▶ _Data provided_:

====

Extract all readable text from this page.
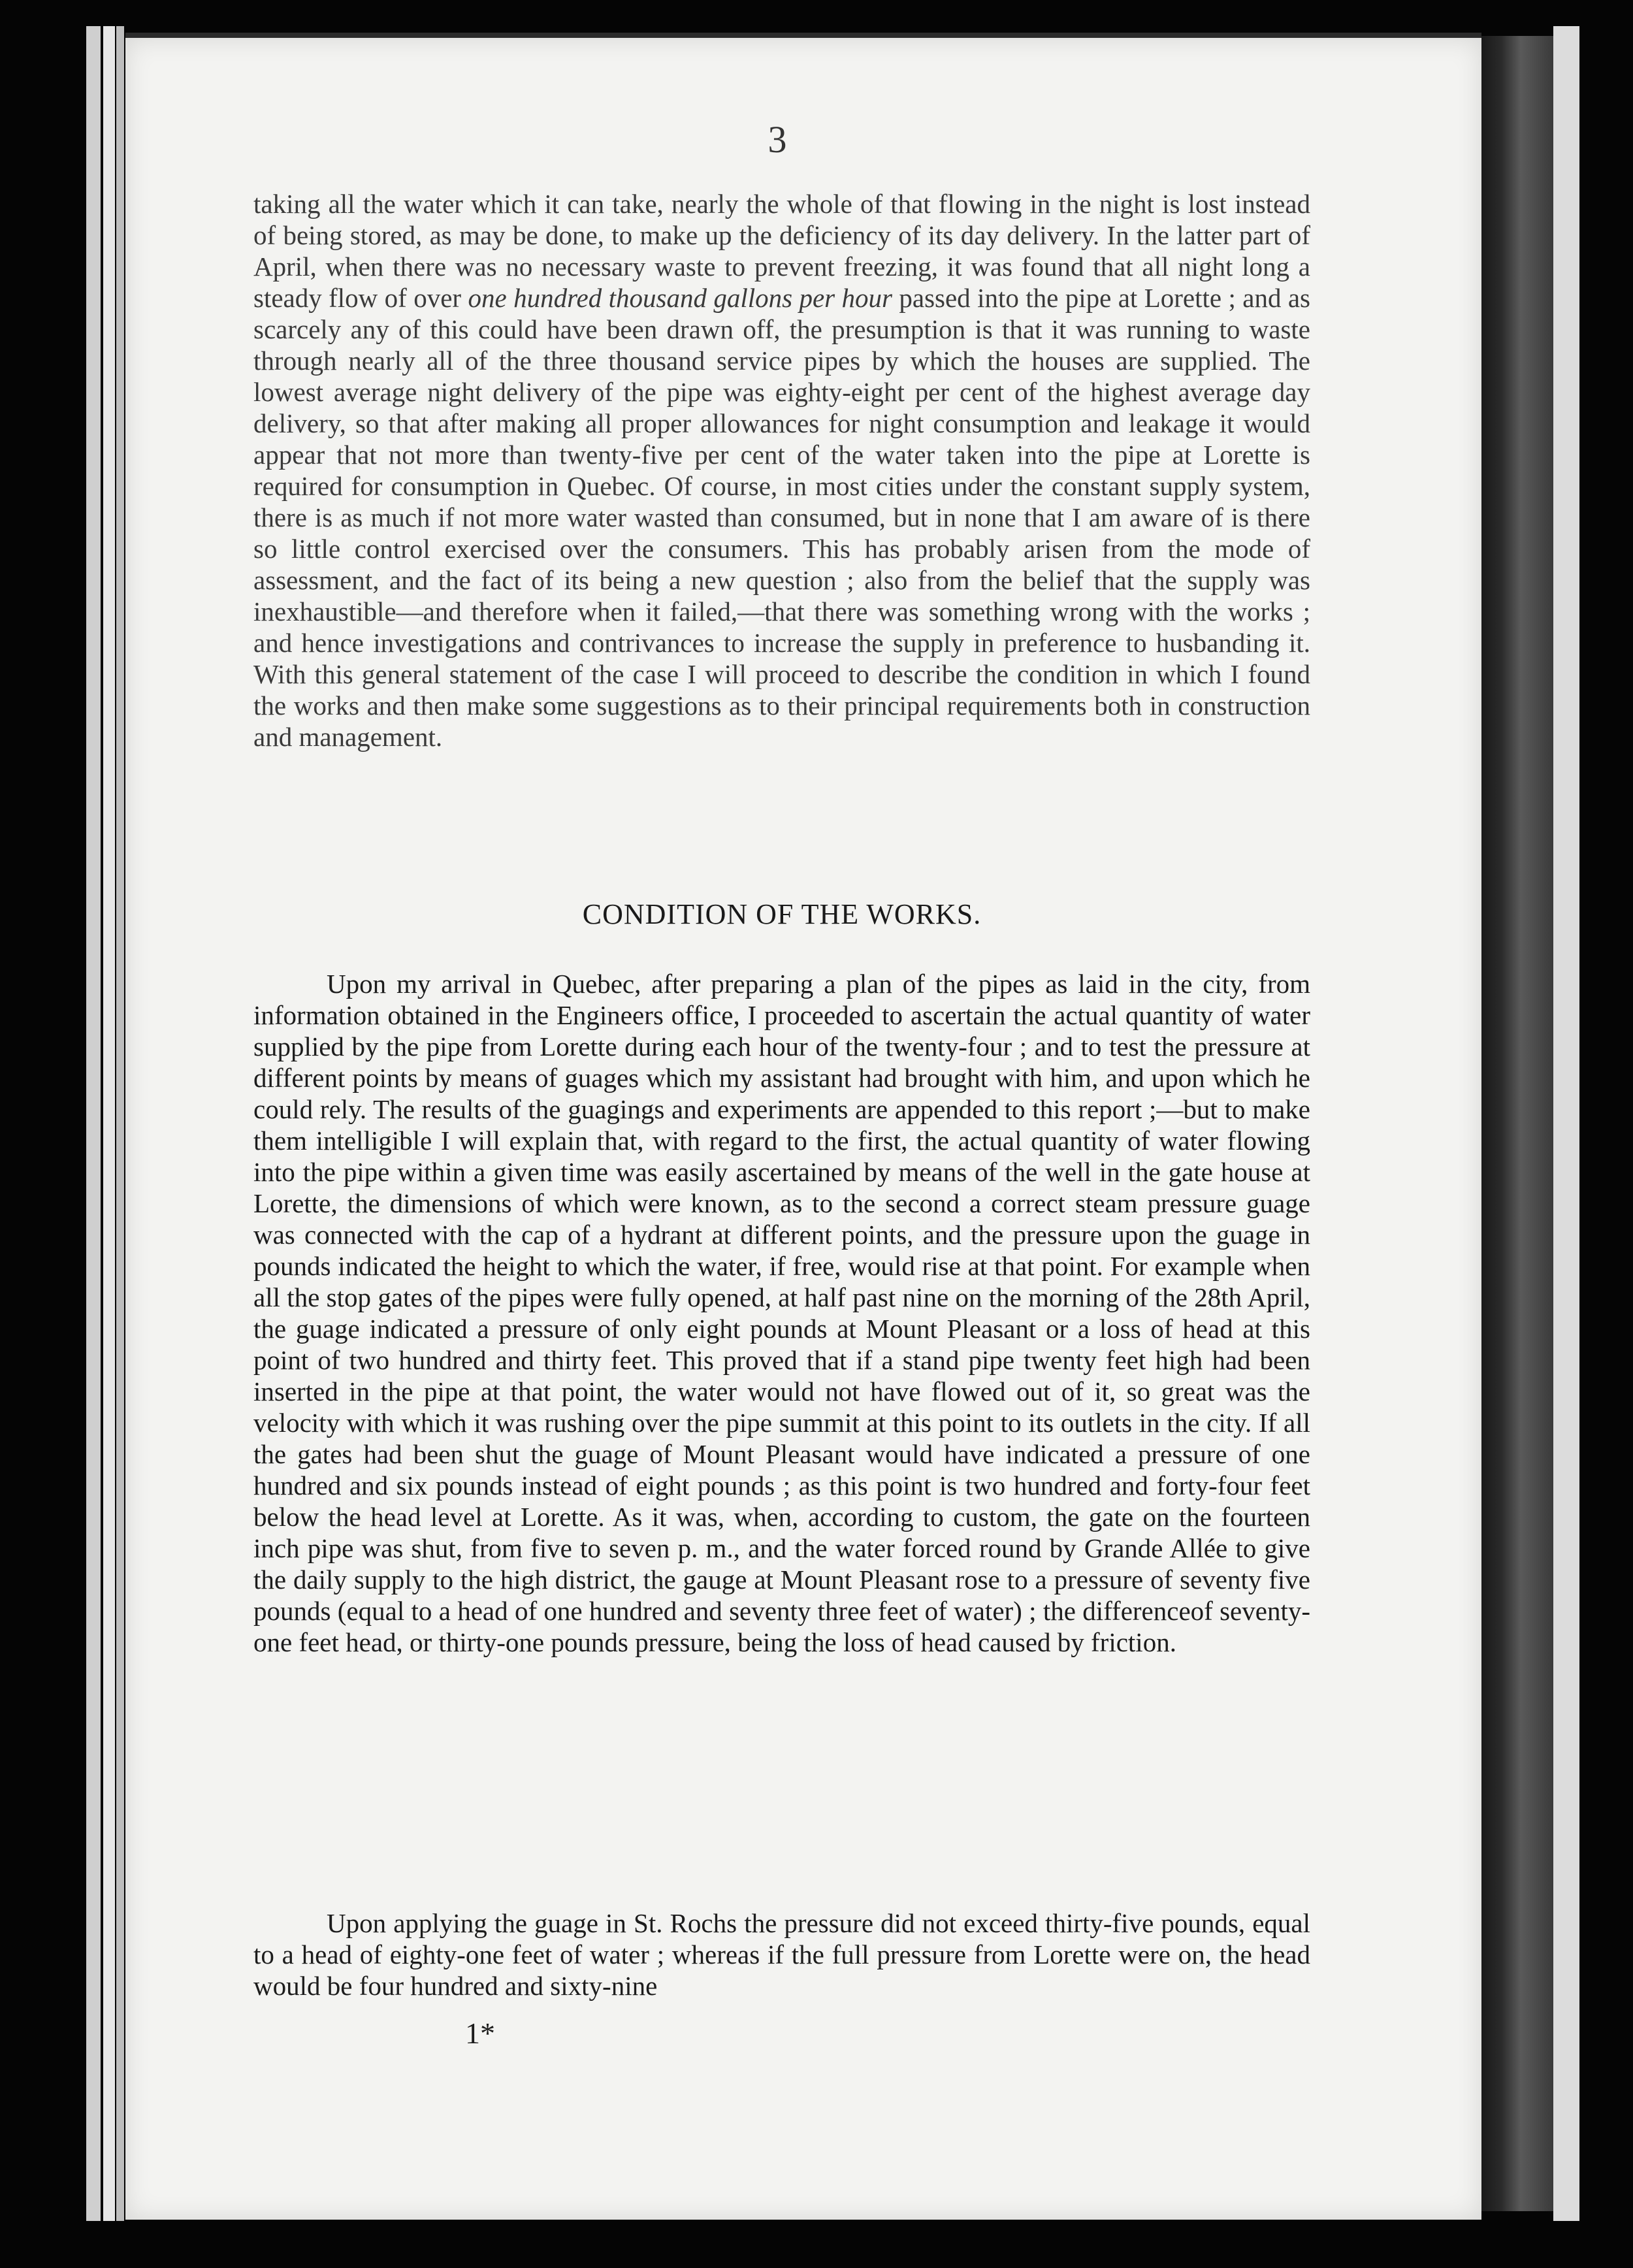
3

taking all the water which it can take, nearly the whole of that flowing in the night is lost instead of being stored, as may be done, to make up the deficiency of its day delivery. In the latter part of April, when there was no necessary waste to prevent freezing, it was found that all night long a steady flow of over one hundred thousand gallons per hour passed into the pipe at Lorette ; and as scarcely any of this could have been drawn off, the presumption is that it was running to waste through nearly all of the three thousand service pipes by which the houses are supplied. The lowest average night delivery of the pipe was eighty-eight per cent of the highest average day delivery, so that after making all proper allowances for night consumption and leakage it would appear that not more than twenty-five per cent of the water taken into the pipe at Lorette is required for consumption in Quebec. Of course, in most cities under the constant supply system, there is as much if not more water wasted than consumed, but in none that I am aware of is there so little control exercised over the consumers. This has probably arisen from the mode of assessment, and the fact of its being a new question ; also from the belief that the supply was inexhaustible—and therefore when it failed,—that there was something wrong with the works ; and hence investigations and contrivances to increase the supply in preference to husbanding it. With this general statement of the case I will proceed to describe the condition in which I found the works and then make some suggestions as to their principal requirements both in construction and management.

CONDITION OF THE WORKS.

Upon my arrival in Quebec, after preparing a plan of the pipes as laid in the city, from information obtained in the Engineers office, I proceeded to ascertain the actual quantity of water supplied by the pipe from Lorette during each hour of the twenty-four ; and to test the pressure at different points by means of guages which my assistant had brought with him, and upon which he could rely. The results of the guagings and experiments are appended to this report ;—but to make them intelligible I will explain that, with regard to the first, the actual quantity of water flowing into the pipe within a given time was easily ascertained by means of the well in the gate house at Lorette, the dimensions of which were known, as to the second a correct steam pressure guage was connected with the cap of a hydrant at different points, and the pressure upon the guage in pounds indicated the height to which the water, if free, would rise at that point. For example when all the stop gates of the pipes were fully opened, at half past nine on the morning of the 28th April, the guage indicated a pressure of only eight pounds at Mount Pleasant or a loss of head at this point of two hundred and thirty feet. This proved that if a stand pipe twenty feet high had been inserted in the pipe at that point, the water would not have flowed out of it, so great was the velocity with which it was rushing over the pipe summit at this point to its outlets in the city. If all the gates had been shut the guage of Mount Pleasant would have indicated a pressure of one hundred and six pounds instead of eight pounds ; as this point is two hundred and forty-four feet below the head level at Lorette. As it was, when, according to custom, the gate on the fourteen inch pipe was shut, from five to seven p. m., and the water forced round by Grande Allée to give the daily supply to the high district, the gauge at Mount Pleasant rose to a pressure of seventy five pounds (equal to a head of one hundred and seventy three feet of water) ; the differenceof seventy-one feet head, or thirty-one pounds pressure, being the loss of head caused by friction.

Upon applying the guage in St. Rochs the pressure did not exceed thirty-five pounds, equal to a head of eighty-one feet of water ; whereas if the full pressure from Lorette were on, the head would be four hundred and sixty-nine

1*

====

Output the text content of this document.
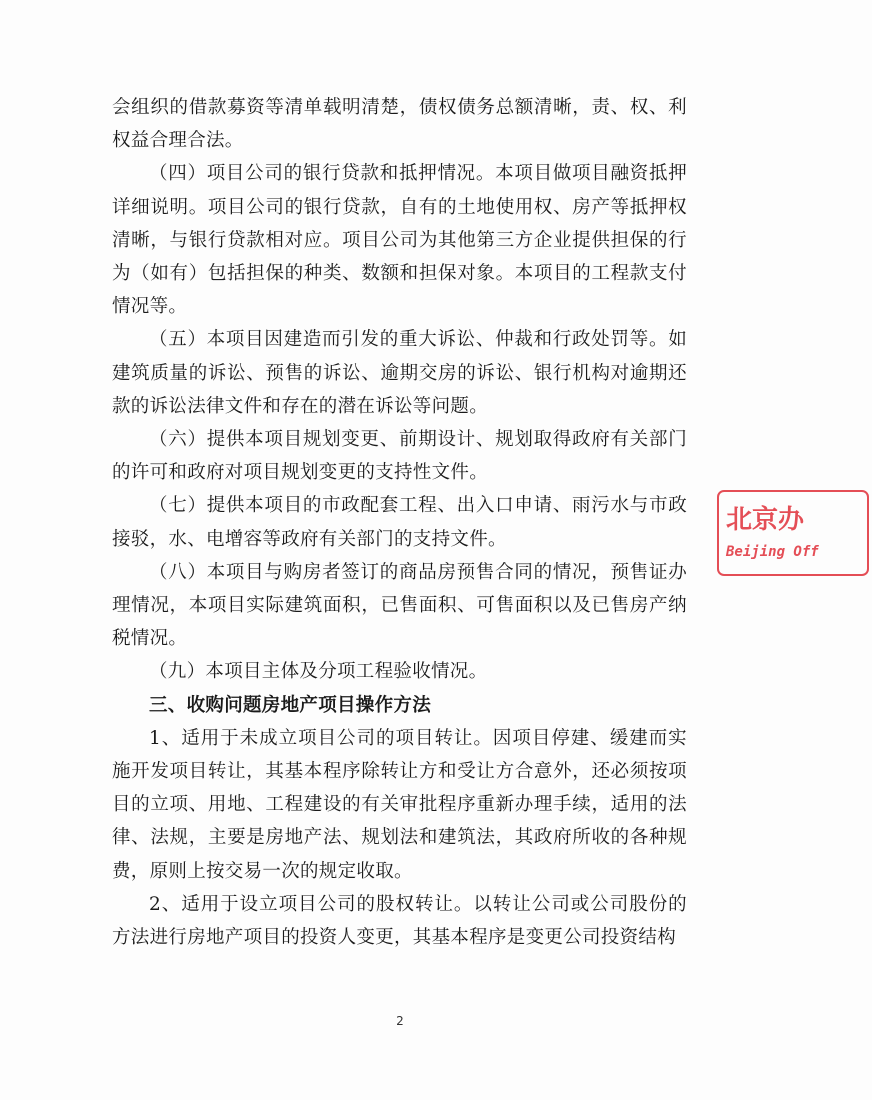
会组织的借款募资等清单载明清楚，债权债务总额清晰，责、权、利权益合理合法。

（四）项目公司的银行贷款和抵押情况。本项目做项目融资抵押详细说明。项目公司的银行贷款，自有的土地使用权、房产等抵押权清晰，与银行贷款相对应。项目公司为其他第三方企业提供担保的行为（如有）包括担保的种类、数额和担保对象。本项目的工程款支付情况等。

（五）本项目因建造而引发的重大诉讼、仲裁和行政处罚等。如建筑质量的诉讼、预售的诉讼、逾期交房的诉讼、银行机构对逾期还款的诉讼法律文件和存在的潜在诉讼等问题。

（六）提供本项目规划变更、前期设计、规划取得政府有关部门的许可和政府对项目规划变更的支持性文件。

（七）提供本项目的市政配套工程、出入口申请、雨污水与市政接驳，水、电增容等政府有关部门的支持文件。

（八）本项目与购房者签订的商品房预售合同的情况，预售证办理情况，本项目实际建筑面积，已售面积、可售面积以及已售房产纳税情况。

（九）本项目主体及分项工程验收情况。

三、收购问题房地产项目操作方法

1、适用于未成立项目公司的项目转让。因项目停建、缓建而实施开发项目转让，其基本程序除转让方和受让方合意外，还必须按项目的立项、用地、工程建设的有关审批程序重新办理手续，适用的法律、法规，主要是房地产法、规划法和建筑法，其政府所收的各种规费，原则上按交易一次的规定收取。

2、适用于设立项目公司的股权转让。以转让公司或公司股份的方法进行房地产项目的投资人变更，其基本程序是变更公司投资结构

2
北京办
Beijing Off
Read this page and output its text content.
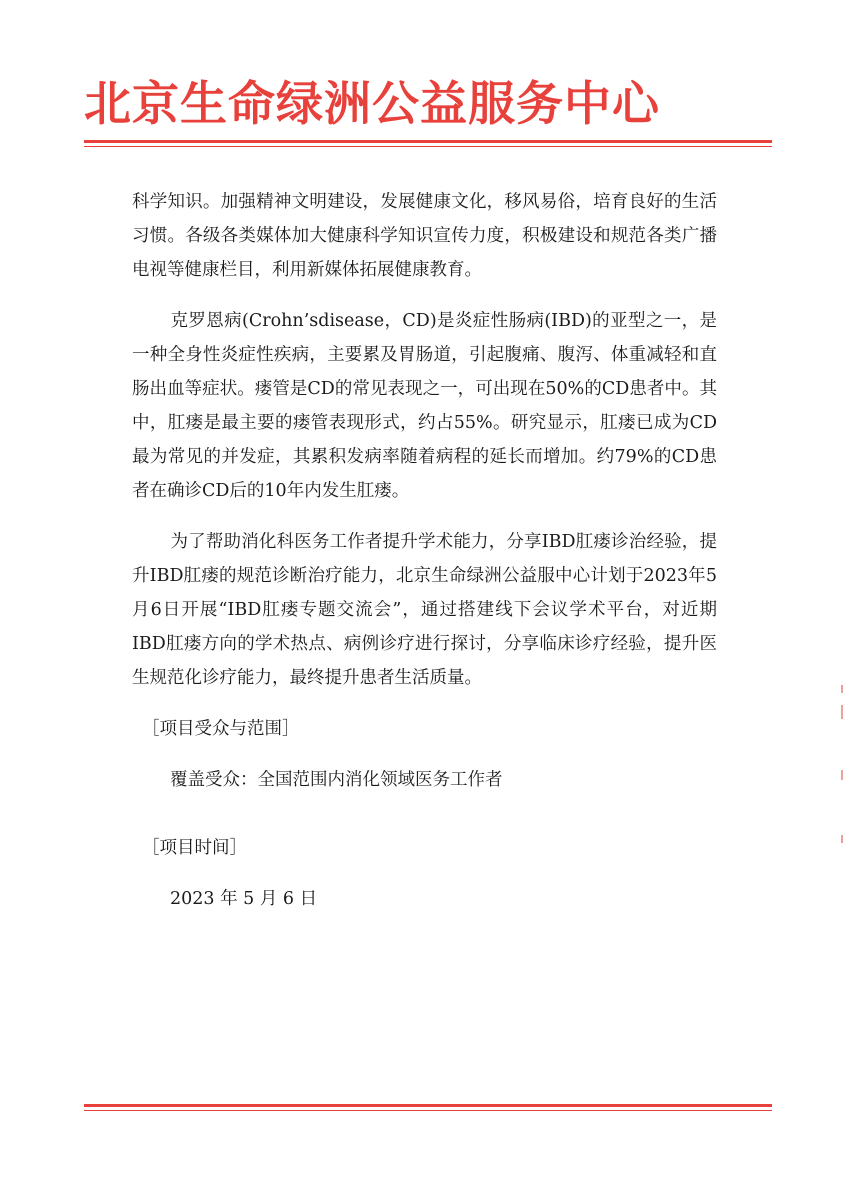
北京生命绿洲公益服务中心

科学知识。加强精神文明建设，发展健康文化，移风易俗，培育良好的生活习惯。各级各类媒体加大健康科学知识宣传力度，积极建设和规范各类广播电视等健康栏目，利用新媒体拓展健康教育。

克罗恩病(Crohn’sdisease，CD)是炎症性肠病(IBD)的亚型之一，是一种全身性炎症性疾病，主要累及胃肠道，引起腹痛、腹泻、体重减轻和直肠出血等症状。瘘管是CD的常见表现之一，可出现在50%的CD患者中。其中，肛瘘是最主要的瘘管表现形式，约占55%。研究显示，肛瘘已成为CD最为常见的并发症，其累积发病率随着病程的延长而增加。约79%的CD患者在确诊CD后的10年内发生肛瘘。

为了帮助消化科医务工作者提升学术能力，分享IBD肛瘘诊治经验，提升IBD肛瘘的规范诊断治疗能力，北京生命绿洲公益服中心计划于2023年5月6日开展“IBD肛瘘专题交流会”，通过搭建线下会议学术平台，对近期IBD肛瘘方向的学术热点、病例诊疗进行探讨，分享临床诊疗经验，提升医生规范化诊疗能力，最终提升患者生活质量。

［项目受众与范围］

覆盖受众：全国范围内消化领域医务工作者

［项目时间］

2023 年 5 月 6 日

====

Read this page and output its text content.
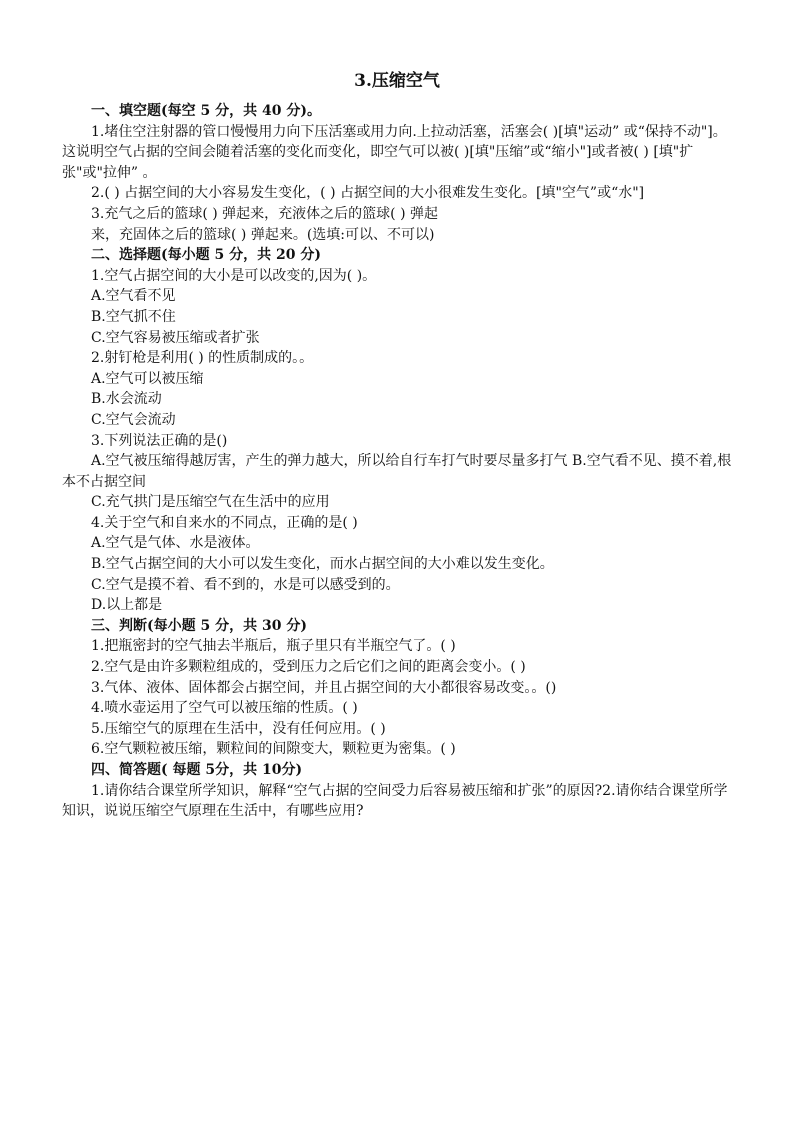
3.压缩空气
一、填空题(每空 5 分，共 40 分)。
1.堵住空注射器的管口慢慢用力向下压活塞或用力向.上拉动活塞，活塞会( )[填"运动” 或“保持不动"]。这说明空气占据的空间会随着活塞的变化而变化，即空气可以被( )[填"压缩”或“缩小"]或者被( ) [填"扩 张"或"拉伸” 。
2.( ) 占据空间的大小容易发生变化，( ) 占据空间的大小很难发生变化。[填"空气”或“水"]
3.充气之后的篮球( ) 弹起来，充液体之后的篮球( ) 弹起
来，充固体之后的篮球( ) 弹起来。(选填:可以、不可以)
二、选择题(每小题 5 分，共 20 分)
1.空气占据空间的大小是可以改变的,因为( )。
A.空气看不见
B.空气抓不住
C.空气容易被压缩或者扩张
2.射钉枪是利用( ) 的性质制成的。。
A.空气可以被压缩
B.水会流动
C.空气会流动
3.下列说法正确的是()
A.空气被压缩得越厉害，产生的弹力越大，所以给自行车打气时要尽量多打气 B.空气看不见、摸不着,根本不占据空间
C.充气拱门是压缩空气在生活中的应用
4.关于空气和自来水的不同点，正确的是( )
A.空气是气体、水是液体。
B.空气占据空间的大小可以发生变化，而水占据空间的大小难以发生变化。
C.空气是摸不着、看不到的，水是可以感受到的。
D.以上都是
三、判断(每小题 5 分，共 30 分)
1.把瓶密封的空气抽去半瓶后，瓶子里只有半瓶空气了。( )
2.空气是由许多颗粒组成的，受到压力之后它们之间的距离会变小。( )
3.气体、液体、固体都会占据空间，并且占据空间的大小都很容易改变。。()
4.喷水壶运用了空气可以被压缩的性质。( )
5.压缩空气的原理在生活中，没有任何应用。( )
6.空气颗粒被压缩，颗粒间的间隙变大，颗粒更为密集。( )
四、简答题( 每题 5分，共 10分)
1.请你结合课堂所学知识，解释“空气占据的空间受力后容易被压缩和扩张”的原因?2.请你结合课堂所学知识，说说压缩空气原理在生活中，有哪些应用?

====

▶ _Problem to work on_:
Filter the records, keeping only lines that contain "text", and show those lines.

▶ _Output_:
Extract all readable text from this page.
Output the text content of this document.
Read this page and output its text content.
Read this page and output its text content.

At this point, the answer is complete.